Output each line exactly as it appears, skipping any embedded picture.

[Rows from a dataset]
━━━━━━

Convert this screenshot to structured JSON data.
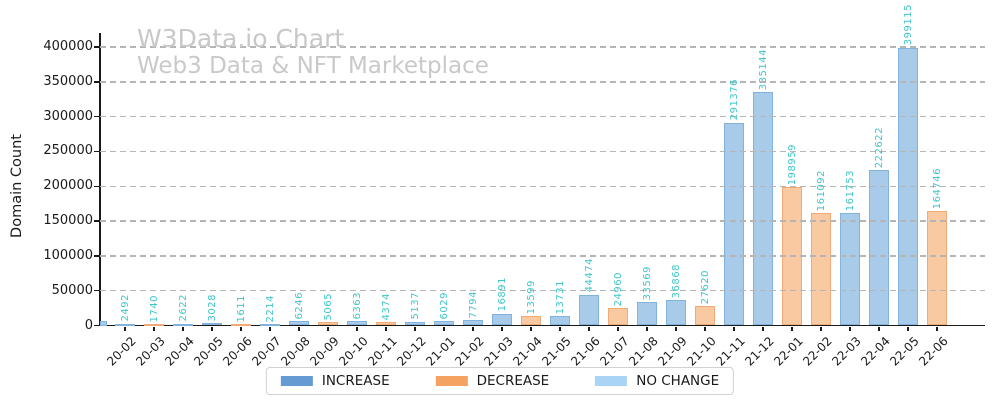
{
  "header": {
    "title": "W3Data.io Chart",
    "subtitle": "Web3 Data & NFT Marketplace",
    "watermark_color": "#c8c8c8"
  },
  "legend": [
    {
      "label": "INCREASE",
      "color": "#639bd2"
    },
    {
      "label": "DECREASE",
      "color": "#f5a261"
    },
    {
      "label": "NO CHANGE",
      "color": "#aad4f5"
    }
  ],
  "chart_data": {
    "type": "bar",
    "title": "W3Data.io Chart",
    "subtitle": "Web3 Data & NFT Marketplace",
    "xlabel": "",
    "ylabel": "Domain Count",
    "ylim": [
      0,
      400000
    ],
    "yticks": [
      0,
      50000,
      100000,
      150000,
      200000,
      250000,
      300000,
      350000,
      400000
    ],
    "grid": "dashed-horizontal-over-bars",
    "legend_position": "bottom-center",
    "categories": [
      "20-02",
      "20-03",
      "20-04",
      "20-05",
      "20-06",
      "20-07",
      "20-08",
      "20-09",
      "20-10",
      "20-11",
      "20-12",
      "21-01",
      "21-02",
      "21-03",
      "21-04",
      "21-05",
      "21-06",
      "21-07",
      "21-08",
      "21-09",
      "21-10",
      "21-11",
      "21-12",
      "22-01",
      "22-02",
      "22-03",
      "22-04",
      "22-05",
      "22-06"
    ],
    "values": [
      2492,
      1740,
      2622,
      3028,
      1611,
      2214,
      6246,
      5065,
      6363,
      4374,
      5137,
      6029,
      7794,
      16891,
      13599,
      13731,
      44474,
      24960,
      33569,
      36868,
      27620,
      291376,
      335144,
      198959,
      161092,
      161753,
      222622,
      399115,
      164746
    ],
    "statuses": [
      "increase",
      "decrease",
      "increase",
      "increase",
      "decrease",
      "increase",
      "increase",
      "decrease",
      "increase",
      "decrease",
      "increase",
      "increase",
      "increase",
      "increase",
      "decrease",
      "increase",
      "increase",
      "decrease",
      "increase",
      "increase",
      "decrease",
      "increase",
      "increase",
      "decrease",
      "decrease",
      "increase",
      "increase",
      "increase",
      "decrease"
    ],
    "bar_fill_colors": {
      "increase": "#a9cbea",
      "decrease": "#f9c9a1",
      "no_change": "#c9e2f6"
    },
    "bar_edge_colors": {
      "increase": "#82b2de",
      "decrease": "#f2ab78",
      "no_change": "#a9d3f0"
    },
    "value_label_color": "#3fc6c9",
    "partial_clipped_bar_at_left_edge": true
  }
}
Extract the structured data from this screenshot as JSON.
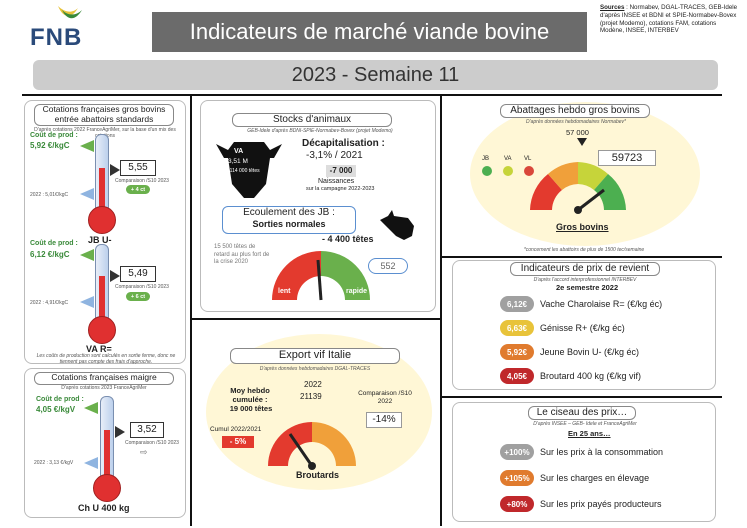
{
  "header": {
    "logo": "FNB",
    "title": "Indicateurs de marché viande bovine",
    "sources_label": "Sources",
    "sources_text": " : Normabev, DGAL-TRACES, GEB-Idele d'après INSEE et BDNI et SPIE-Normabev-Bovex (projet Modemo), cotations FAM, cotations Modène, INSEE, INTERBEV",
    "week": "2023 - Semaine 11"
  },
  "cotations": {
    "title": "Cotations françaises gros bovins entrée abattoirs standards",
    "subtitle": "D'après cotations 2022 FranceAgriMer, sur la base d'un mix des cotations",
    "jb": {
      "cost_label": "Coût de prod :",
      "cost_value": "5,92 €/kgC",
      "value": "5,55",
      "comparison": "Comparaison /S10 2023",
      "delta": "+ 4 ct",
      "ref_2022": "2022 : 5,01€/kgC",
      "name": "JB U-"
    },
    "va": {
      "cost_label": "Coût de prod :",
      "cost_value": "6,12 €/kgC",
      "value": "5,49",
      "comparison": "Comparaison /S10 2023",
      "delta": "+ 6 ct",
      "ref_2022": "2022 : 4,91€/kgC",
      "name": "VA R="
    },
    "note": "Les coûts de production sont calculés en sortie ferme, donc ne tiennent pas compte des frais d'approche."
  },
  "maigre": {
    "title": "Cotations françaises maigre",
    "subtitle": "D'après cotations 2023 FranceAgriMer",
    "cost_label": "Coût de prod :",
    "cost_value": "4,05 €/kgV",
    "value": "3,52",
    "comparison": "Comparaison /S10 2023",
    "ref_2022": "2022 : 3,13 €/kgV",
    "name": "Ch U 400 kg"
  },
  "stocks": {
    "title": "Stocks d'animaux",
    "subtitle": "GEB-Idele d'après BDNI-SPIE-Normabev-Bovex (projet Modemo)",
    "va_label": "VA",
    "va_value": "3,51 M",
    "va_delta": "-114 000 têtes",
    "decap_label": "Décapitalisation :",
    "decap_value": "-3,1% / 2021",
    "naissances_value": "-7 000",
    "naissances_label": "Naissances",
    "naissances_period": "sur la campagne 2022-2023",
    "ecoulement_label": "Ecoulement des JB :",
    "ecoulement_value": "Sorties normales",
    "jb_delta": "- 4 400 têtes",
    "retard_text": "15 500 têtes de retard au plus fort de la crise 2020",
    "gauge_left": "lent",
    "gauge_right": "rapide",
    "gauge_value": "552"
  },
  "abattages": {
    "title": "Abattages hebdo gros bovins",
    "subtitle": "D'après données hebdomadaires Normabev*",
    "top_value": "57 000",
    "legend": [
      "JB",
      "VA",
      "VL"
    ],
    "value": "59723",
    "label": "Gros bovins",
    "footnote": "*concernent les abattoirs de plus de 1500 tec/semaine",
    "colors": [
      "#4caf50",
      "#c6d43a",
      "#d9473a"
    ]
  },
  "prix": {
    "title": "Indicateurs de prix de revient",
    "subtitle": "D'après l'accord interprofessionnel INTERBEV",
    "period": "2e semestre 2022",
    "items": [
      {
        "value": "6,12€",
        "label": "Vache Charolaise R= (€/kg éc)",
        "color": "#a0a0a0"
      },
      {
        "value": "6,63€",
        "label": "Génisse R+ (€/kg éc)",
        "color": "#e8c33a"
      },
      {
        "value": "5,92€",
        "label": "Jeune Bovin U- (€/kg éc)",
        "color": "#e07b2e"
      },
      {
        "value": "4,05€",
        "label": "Broutard 400 kg (€/kg vif)",
        "color": "#c0282b"
      }
    ]
  },
  "export": {
    "title": "Export vif Italie",
    "subtitle": "D'après données hebdomadaires DGAL-TRACES",
    "moy_label": "Moy hebdo cumulée :",
    "moy_value": "19 000 têtes",
    "year": "2022",
    "year_value": "21139",
    "comparison_label": "Comparaison /S10 2022",
    "comparison_value": "-14%",
    "cumul_label": "Cumul 2022/2021",
    "cumul_value": "- 5%",
    "gauge_label": "Broutards"
  },
  "ciseau": {
    "title": "Le ciseau des prix…",
    "subtitle": "D'après INSEE – GEB- Idele et FranceAgriMer",
    "period": "En 25 ans…",
    "items": [
      {
        "value": "+100%",
        "label": "Sur les prix à la consommation",
        "color": "#a0a0a0"
      },
      {
        "value": "+105%",
        "label": "Sur les charges en élevage",
        "color": "#e07b2e"
      },
      {
        "value": "+80%",
        "label": "Sur les prix payés producteurs",
        "color": "#c0282b"
      }
    ]
  }
}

━━━━━━

### [Solution to this problem]
Convert this screenshot to structured JSON data.
{
  "header": {
    "title": "W3Data.io Chart",
    "subtitle": "Web3 Data & NFT Marketplace",
    "watermark_color": "#c8c8c8"
  },
  "legend": [
    {
      "label": "INCREASE",
      "color": "#639bd2"
    },
    {
      "label": "DECREASE",
      "color": "#f5a261"
    },
    {
      "label": "NO CHANGE",
      "color": "#aad4f5"
    }
  ],
  "chart_data": {
    "type": "bar",
    "title": "W3Data.io Chart",
    "subtitle": "Web3 Data & NFT Marketplace",
    "xlabel": "",
    "ylabel": "Domain Count",
    "ylim": [
      0,
      400000
    ],
    "yticks": [
      0,
      50000,
      100000,
      150000,
      200000,
      250000,
      300000,
      350000,
      400000
    ],
    "grid": "dashed-horizontal-over-bars",
    "legend_position": "bottom-center",
    "categories": [
      "20-02",
      "20-03",
      "20-04",
      "20-05",
      "20-06",
      "20-07",
      "20-08",
      "20-09",
      "20-10",
      "20-11",
      "20-12",
      "21-01",
      "21-02",
      "21-03",
      "21-04",
      "21-05",
      "21-06",
      "21-07",
      "21-08",
      "21-09",
      "21-10",
      "21-11",
      "21-12",
      "22-01",
      "22-02",
      "22-03",
      "22-04",
      "22-05",
      "22-06"
    ],
    "values": [
      2492,
      1740,
      2622,
      3028,
      1611,
      2214,
      6246,
      5065,
      6363,
      4374,
      5137,
      6029,
      7794,
      16891,
      13599,
      13731,
      44474,
      24960,
      33569,
      36868,
      27620,
      291376,
      335144,
      198959,
      161092,
      161753,
      222622,
      399115,
      164746
    ],
    "statuses": [
      "increase",
      "decrease",
      "increase",
      "increase",
      "decrease",
      "increase",
      "increase",
      "decrease",
      "increase",
      "decrease",
      "increase",
      "increase",
      "increase",
      "increase",
      "decrease",
      "increase",
      "increase",
      "decrease",
      "increase",
      "increase",
      "decrease",
      "increase",
      "increase",
      "decrease",
      "decrease",
      "increase",
      "increase",
      "increase",
      "decrease"
    ],
    "bar_fill_colors": {
      "increase": "#a9cbea",
      "decrease": "#f9c9a1",
      "no_change": "#c9e2f6"
    },
    "bar_edge_colors": {
      "increase": "#82b2de",
      "decrease": "#f2ab78",
      "no_change": "#a9d3f0"
    },
    "value_label_color": "#3fc6c9",
    "partial_clipped_bar_at_left_edge": true
  }
}
Extract the structured data from this screenshot as JSON.
{
  "header": {
    "logo": "FNB",
    "title": "Indicateurs de marché viande bovine",
    "sources_label": "Sources",
    "sources_text": " : Normabev, DGAL-TRACES, GEB-Idele d'après INSEE et BDNI et SPIE-Normabev-Bovex (projet Modemo), cotations FAM, cotations Modène, INSEE, INTERBEV",
    "week": "2023 - Semaine 11"
  },
  "cotations": {
    "title": "Cotations françaises gros bovins entrée abattoirs standards",
    "subtitle": "D'après cotations 2022 FranceAgriMer, sur la base d'un mix des cotations",
    "jb": {
      "cost_label": "Coût de prod :",
      "cost_value": "5,92 €/kgC",
      "value": "5,55",
      "comparison": "Comparaison /S10 2023",
      "delta": "+ 4 ct",
      "ref_2022": "2022 : 5,01€/kgC",
      "name": "JB U-"
    },
    "va": {
      "cost_label": "Coût de prod :",
      "cost_value": "6,12 €/kgC",
      "value": "5,49",
      "comparison": "Comparaison /S10 2023",
      "delta": "+ 6 ct",
      "ref_2022": "2022 : 4,91€/kgC",
      "name": "VA R="
    },
    "note": "Les coûts de production sont calculés en sortie ferme, donc ne tiennent pas compte des frais d'approche."
  },
  "maigre": {
    "title": "Cotations françaises maigre",
    "subtitle": "D'après cotations 2023 FranceAgriMer",
    "cost_label": "Coût de prod :",
    "cost_value": "4,05 €/kgV",
    "value": "3,52",
    "comparison": "Comparaison /S10 2023",
    "ref_2022": "2022 : 3,13 €/kgV",
    "name": "Ch U 400 kg"
  },
  "stocks": {
    "title": "Stocks d'animaux",
    "subtitle": "GEB-Idele d'après BDNI-SPIE-Normabev-Bovex (projet Modemo)",
    "va_label": "VA",
    "va_value": "3,51 M",
    "va_delta": "-114 000 têtes",
    "decap_label": "Décapitalisation :",
    "decap_value": "-3,1% / 2021",
    "naissances_value": "-7 000",
    "naissances_label": "Naissances",
    "naissances_period": "sur la campagne 2022-2023",
    "ecoulement_label": "Ecoulement des JB :",
    "ecoulement_value": "Sorties normales",
    "jb_delta": "- 4 400 têtes",
    "retard_text": "15 500 têtes de retard au plus fort de la crise 2020",
    "gauge_left": "lent",
    "gauge_right": "rapide",
    "gauge_value": "552"
  },
  "abattages": {
    "title": "Abattages hebdo gros bovins",
    "subtitle": "D'après données hebdomadaires Normabev*",
    "top_value": "57 000",
    "legend": [
      "JB",
      "VA",
      "VL"
    ],
    "value": "59723",
    "label": "Gros bovins",
    "footnote": "*concernent les abattoirs de plus de 1500 tec/semaine",
    "colors": [
      "#4caf50",
      "#c6d43a",
      "#d9473a"
    ]
  },
  "prix": {
    "title": "Indicateurs de prix de revient",
    "subtitle": "D'après l'accord interprofessionnel INTERBEV",
    "period": "2e semestre 2022",
    "items": [
      {
        "value": "6,12€",
        "label": "Vache Charolaise R= (€/kg éc)",
        "color": "#a0a0a0"
      },
      {
        "value": "6,63€",
        "label": "Génisse R+ (€/kg éc)",
        "color": "#e8c33a"
      },
      {
        "value": "5,92€",
        "label": "Jeune Bovin U- (€/kg éc)",
        "color": "#e07b2e"
      },
      {
        "value": "4,05€",
        "label": "Broutard 400 kg (€/kg vif)",
        "color": "#c0282b"
      }
    ]
  },
  "export": {
    "title": "Export vif Italie",
    "subtitle": "D'après données hebdomadaires DGAL-TRACES",
    "moy_label": "Moy hebdo cumulée :",
    "moy_value": "19 000 têtes",
    "year": "2022",
    "year_value": "21139",
    "comparison_label": "Comparaison /S10 2022",
    "comparison_value": "-14%",
    "cumul_label": "Cumul 2022/2021",
    "cumul_value": "- 5%",
    "gauge_label": "Broutards"
  },
  "ciseau": {
    "title": "Le ciseau des prix…",
    "subtitle": "D'après INSEE – GEB- Idele et FranceAgriMer",
    "period": "En 25 ans…",
    "items": [
      {
        "value": "+100%",
        "label": "Sur les prix à la consommation",
        "color": "#a0a0a0"
      },
      {
        "value": "+105%",
        "label": "Sur les charges en élevage",
        "color": "#e07b2e"
      },
      {
        "value": "+80%",
        "label": "Sur les prix payés producteurs",
        "color": "#c0282b"
      }
    ]
  }
}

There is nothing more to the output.